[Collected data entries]
>> begin

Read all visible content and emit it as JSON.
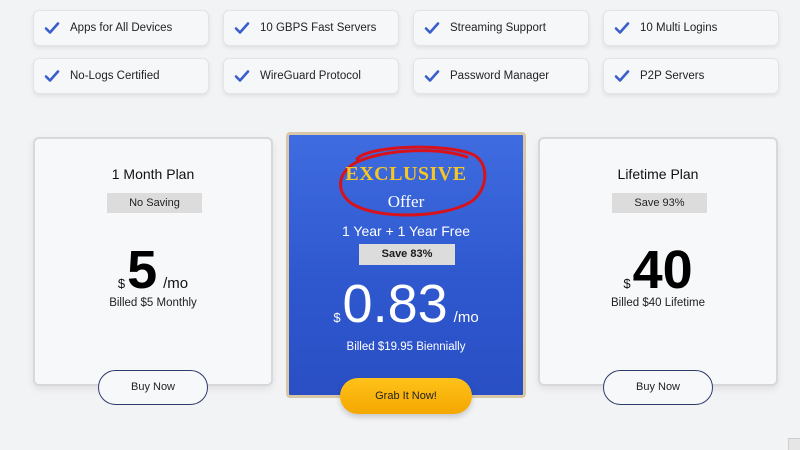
{
  "features": [
    {
      "label": "Apps for All Devices"
    },
    {
      "label": "10 GBPS Fast Servers"
    },
    {
      "label": "Streaming Support"
    },
    {
      "label": "10 Multi Logins"
    },
    {
      "label": "No-Logs Certified"
    },
    {
      "label": "WireGuard Protocol"
    },
    {
      "label": "Password Manager"
    },
    {
      "label": "P2P Servers"
    }
  ],
  "icons": {
    "feature": "checkmark-icon"
  },
  "colors": {
    "accent": "#3a5fcd",
    "featured_bg": "#3460d6",
    "cta": "#f8b410",
    "exclusive": "#f6c623",
    "annotation": "#d8121b"
  },
  "plans": {
    "monthly": {
      "title": "1 Month Plan",
      "badge": "No Saving",
      "currency": "$",
      "amount": "5",
      "period": "/mo",
      "billed": "Billed $5 Monthly",
      "button": "Buy Now"
    },
    "featured": {
      "exclusive": "EXCLUSIVE",
      "offer": "Offer",
      "deal": "1 Year + 1 Year Free",
      "badge": "Save 83%",
      "currency": "$",
      "amount": "0.83",
      "period": "/mo",
      "billed": "Billed $19.95 Biennially",
      "button": "Grab It Now!"
    },
    "lifetime": {
      "title": "Lifetime Plan",
      "badge": "Save 93%",
      "currency": "$",
      "amount": "40",
      "period": "",
      "billed": "Billed $40 Lifetime",
      "button": "Buy Now"
    }
  }
}
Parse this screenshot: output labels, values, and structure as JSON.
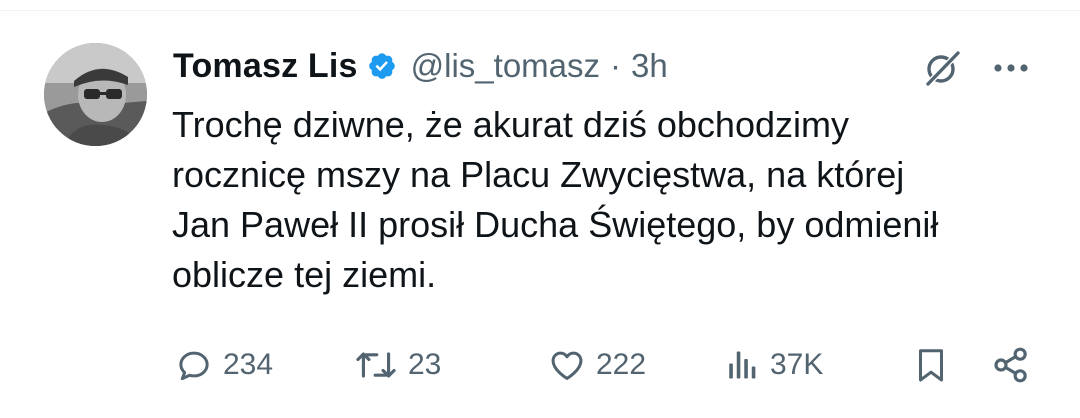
{
  "tweet": {
    "author": {
      "display_name": "Tomasz Lis",
      "handle": "@lis_tomasz",
      "verified": true,
      "verified_icon": "verified-badge-icon"
    },
    "separator": "·",
    "time": "3h",
    "text_lines": [
      "Trochę dziwne, że akurat dziś obchodzimy",
      "rocznicę mszy na Placu Zwycięstwa, na której",
      "Jan Paweł II prosił Ducha Świętego, by odmienił",
      "oblicze tej ziemi."
    ],
    "actions": {
      "replies": "234",
      "reposts": "23",
      "likes": "222",
      "views": "37K"
    }
  },
  "colors": {
    "text": "#0f1419",
    "secondary": "#536471",
    "verified": "#1d9bf0",
    "divider": "#eff3f4"
  }
}
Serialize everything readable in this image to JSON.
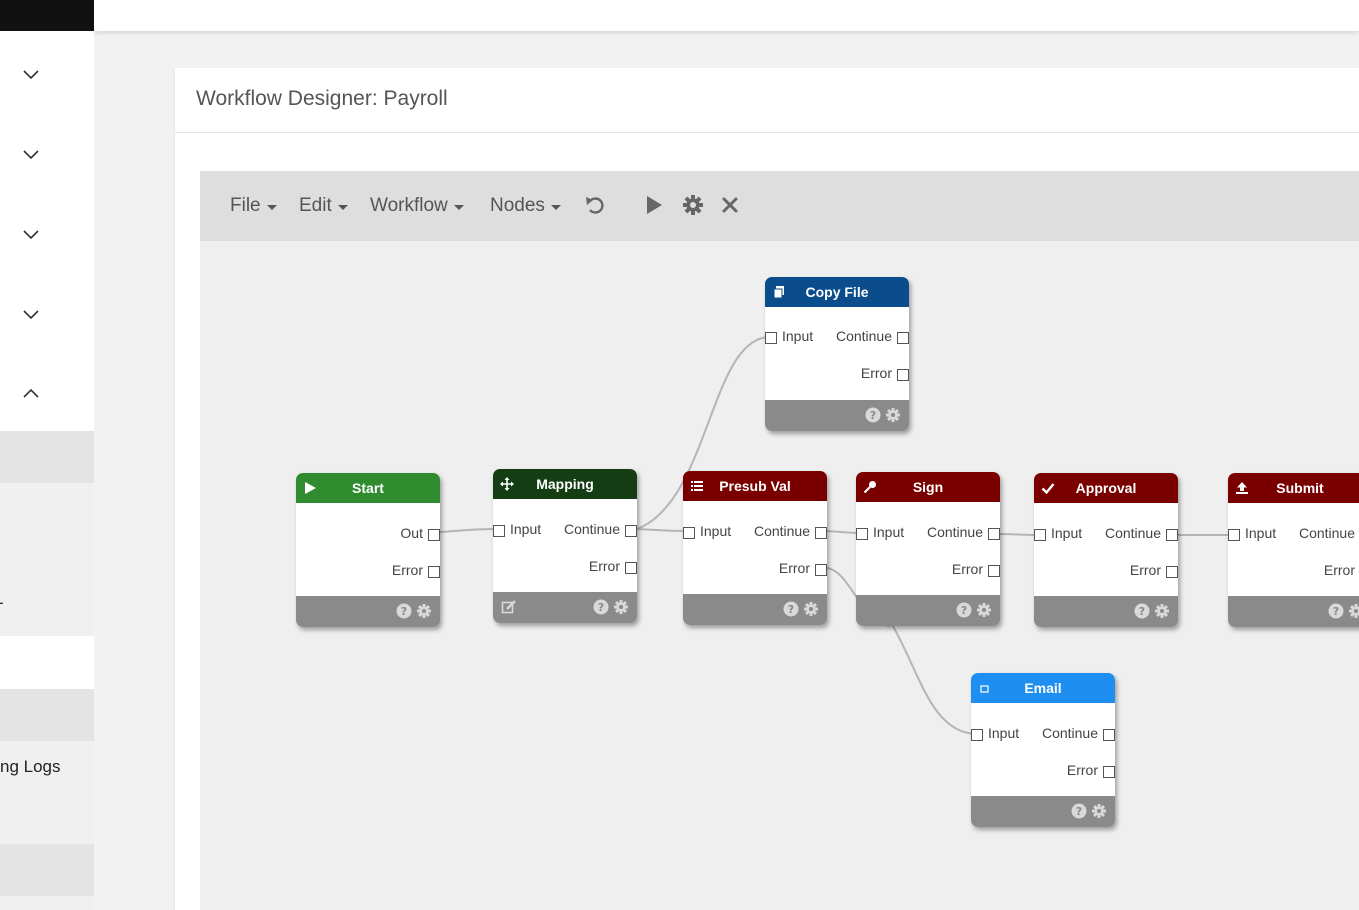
{
  "sidebar": {
    "items": [
      {
        "text": ""
      },
      {
        "text": "ng Logs"
      }
    ],
    "mark": "-"
  },
  "card": {
    "title": "Workflow Designer: Payroll"
  },
  "toolbar": {
    "menus": [
      {
        "label": "File"
      },
      {
        "label": "Edit"
      },
      {
        "label": "Workflow"
      },
      {
        "label": "Nodes"
      }
    ],
    "icons": [
      "undo-icon",
      "play-icon",
      "gear-icon",
      "close-icon"
    ]
  },
  "colors": {
    "green": "#2e8b2e",
    "darkgreen": "#143d14",
    "maroon": "#7a0000",
    "navy": "#0b4d8c",
    "blue": "#1e8ff0"
  },
  "nodes": {
    "start": {
      "title": "Start",
      "out": "Out",
      "error": "Error"
    },
    "mapping": {
      "title": "Mapping",
      "input": "Input",
      "continue": "Continue",
      "error": "Error"
    },
    "copyfile": {
      "title": "Copy File",
      "input": "Input",
      "continue": "Continue",
      "error": "Error"
    },
    "presub": {
      "title": "Presub Val",
      "input": "Input",
      "continue": "Continue",
      "error": "Error"
    },
    "sign": {
      "title": "Sign",
      "input": "Input",
      "continue": "Continue",
      "error": "Error"
    },
    "approval": {
      "title": "Approval",
      "input": "Input",
      "continue": "Continue",
      "error": "Error"
    },
    "submit": {
      "title": "Submit",
      "input": "Input",
      "continue": "Continue",
      "error": "Error"
    },
    "email": {
      "title": "Email",
      "input": "Input",
      "continue": "Continue",
      "error": "Error"
    }
  }
}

>> end

__TASK TO COMPLETE__.
Search the entries for the word "Servers" and pick out every line that holds it.

__EXERCISE SOLUTION__.
      "label": "10 GBPS Fast Servers"
      "label": "P2P Servers"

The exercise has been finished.